> _Written task_:
Look through the data and write out every line with the word "repeat" in it.

> _The data_:
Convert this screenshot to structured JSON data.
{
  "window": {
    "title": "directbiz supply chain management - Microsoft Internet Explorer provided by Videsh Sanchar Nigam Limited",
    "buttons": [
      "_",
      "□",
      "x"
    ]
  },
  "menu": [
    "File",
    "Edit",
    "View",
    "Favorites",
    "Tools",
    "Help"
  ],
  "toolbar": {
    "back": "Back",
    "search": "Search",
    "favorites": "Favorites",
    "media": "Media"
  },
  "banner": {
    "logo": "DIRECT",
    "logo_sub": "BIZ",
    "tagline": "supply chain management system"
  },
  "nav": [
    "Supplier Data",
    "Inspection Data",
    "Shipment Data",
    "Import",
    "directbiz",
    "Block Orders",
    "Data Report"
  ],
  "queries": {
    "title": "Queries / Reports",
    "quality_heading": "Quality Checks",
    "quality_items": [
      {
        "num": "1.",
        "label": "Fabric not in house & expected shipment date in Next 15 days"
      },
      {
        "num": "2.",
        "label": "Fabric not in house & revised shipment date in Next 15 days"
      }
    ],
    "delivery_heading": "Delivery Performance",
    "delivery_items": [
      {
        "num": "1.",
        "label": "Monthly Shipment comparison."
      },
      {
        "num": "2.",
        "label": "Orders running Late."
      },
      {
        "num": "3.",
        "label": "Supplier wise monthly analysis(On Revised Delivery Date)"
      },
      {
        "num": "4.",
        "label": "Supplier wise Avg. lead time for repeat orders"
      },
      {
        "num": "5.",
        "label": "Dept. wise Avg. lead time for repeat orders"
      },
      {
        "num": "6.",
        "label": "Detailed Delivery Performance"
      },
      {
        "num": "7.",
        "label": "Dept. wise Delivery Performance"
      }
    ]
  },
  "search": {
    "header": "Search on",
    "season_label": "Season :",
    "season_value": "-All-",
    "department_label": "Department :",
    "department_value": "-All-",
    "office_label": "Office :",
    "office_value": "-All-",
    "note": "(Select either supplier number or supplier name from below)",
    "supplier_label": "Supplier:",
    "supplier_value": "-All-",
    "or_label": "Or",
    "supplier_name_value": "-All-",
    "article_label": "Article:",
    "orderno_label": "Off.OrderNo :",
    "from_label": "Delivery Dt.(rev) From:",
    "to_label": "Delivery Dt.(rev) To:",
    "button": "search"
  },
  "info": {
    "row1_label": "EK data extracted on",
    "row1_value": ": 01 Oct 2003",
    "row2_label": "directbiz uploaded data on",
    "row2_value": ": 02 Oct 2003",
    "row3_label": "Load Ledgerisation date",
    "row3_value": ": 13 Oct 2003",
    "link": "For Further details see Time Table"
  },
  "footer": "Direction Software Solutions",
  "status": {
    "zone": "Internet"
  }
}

> _Result of the exercise_:
        "label": "Supplier wise Avg. lead time for repeat orders"
        "label": "Dept. wise Avg. lead time for repeat orders"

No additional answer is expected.